[Material for this exercise]

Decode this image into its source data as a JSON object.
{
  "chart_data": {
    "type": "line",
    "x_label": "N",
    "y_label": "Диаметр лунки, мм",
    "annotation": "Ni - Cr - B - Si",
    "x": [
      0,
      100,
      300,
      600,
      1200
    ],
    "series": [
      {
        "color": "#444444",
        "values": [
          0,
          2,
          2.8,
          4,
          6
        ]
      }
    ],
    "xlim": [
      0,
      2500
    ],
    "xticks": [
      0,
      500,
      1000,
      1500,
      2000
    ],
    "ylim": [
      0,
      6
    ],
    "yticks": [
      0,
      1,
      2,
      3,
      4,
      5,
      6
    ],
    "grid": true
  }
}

[Requirement] Write out the full listing exactly as given.

[Exercise solution]
Decode this image into its source data as a JSON object.
{
  "chart_data": {
    "type": "line",
    "x_label": "N",
    "y_label": "Диаметр лунки, мм",
    "annotation": "Ni - Cr - B - Si",
    "x": [
      0,
      100,
      300,
      600,
      1200
    ],
    "series": [
      {
        "color": "#444444",
        "values": [
          0,
          2,
          2.8,
          4,
          6
        ]
      }
    ],
    "xlim": [
      0,
      2500
    ],
    "xticks": [
      0,
      500,
      1000,
      1500,
      2000
    ],
    "ylim": [
      0,
      6
    ],
    "yticks": [
      0,
      1,
      2,
      3,
      4,
      5,
      6
    ],
    "grid": true
  }
}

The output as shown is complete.